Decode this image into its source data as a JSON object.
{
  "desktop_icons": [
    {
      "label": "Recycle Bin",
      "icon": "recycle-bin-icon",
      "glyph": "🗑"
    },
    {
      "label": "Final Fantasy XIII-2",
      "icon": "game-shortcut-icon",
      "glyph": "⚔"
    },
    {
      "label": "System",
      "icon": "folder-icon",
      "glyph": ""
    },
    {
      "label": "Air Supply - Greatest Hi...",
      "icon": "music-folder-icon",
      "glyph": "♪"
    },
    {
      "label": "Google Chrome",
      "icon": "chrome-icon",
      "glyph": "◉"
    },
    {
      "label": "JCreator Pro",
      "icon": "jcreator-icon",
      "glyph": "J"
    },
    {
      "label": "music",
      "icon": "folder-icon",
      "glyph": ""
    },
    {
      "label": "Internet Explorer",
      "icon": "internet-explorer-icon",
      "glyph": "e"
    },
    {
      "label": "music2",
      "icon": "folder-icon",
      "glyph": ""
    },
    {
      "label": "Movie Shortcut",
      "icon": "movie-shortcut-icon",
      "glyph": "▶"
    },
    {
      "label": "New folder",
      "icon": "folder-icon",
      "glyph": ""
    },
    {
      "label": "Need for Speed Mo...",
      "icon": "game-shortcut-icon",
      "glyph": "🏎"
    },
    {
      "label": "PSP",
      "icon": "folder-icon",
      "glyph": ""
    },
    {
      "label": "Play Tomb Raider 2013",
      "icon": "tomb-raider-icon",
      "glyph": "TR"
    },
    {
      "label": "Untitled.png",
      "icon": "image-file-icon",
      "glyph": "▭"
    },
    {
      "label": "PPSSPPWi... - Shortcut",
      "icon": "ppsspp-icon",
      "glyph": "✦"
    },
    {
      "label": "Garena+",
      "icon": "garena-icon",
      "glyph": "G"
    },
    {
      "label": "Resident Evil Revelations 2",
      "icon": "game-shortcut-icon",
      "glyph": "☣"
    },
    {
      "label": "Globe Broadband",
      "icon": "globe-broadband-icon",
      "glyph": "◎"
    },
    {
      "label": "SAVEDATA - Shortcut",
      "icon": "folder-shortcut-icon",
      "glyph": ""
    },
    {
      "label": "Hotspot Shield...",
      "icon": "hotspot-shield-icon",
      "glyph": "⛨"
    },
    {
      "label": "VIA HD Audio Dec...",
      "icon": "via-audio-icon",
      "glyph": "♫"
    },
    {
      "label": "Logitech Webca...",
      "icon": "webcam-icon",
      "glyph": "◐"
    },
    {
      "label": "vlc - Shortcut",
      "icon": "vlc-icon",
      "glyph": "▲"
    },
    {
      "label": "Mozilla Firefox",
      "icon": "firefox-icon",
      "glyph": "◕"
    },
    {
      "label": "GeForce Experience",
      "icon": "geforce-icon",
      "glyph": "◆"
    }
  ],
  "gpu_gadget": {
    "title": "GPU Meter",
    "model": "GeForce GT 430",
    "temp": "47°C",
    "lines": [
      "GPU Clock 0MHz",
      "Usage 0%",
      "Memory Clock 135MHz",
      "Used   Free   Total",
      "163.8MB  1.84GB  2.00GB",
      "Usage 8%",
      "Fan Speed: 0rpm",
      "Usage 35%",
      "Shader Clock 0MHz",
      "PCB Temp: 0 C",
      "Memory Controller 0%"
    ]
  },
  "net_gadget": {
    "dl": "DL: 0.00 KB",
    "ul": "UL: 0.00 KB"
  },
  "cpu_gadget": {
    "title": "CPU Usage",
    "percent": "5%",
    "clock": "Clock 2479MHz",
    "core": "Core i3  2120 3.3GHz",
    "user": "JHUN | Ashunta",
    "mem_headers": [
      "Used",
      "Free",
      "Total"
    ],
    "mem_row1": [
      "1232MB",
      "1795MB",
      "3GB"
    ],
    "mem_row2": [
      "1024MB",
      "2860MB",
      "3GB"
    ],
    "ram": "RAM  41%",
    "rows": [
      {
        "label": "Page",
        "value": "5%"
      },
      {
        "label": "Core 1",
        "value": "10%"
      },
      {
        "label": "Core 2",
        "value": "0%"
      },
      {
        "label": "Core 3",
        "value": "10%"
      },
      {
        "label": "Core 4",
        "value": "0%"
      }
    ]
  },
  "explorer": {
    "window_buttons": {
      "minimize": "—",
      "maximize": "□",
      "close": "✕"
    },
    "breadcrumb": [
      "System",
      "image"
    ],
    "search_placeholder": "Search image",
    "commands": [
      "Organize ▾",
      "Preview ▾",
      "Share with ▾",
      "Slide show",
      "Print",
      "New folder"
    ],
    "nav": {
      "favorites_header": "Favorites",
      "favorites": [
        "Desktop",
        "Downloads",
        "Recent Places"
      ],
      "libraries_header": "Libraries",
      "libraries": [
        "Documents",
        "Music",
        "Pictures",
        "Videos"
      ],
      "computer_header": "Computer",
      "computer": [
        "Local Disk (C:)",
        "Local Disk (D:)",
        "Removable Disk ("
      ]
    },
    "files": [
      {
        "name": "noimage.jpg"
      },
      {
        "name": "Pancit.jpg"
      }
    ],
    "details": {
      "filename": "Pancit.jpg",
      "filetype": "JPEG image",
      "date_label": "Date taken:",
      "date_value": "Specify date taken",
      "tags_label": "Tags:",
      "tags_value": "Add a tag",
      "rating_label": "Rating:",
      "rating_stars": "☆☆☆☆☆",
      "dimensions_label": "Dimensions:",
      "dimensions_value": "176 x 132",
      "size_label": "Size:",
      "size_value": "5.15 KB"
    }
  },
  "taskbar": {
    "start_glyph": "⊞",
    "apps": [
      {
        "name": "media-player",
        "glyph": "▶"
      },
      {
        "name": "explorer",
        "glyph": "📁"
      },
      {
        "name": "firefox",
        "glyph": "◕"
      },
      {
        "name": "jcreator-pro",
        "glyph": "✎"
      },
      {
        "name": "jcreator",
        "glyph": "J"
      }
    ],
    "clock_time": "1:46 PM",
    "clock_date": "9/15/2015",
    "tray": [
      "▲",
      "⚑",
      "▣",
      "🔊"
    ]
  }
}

::::

Given problem: Check each line above for the word "Disk" and give the number of lines that have it, nothing else.

Answer: 3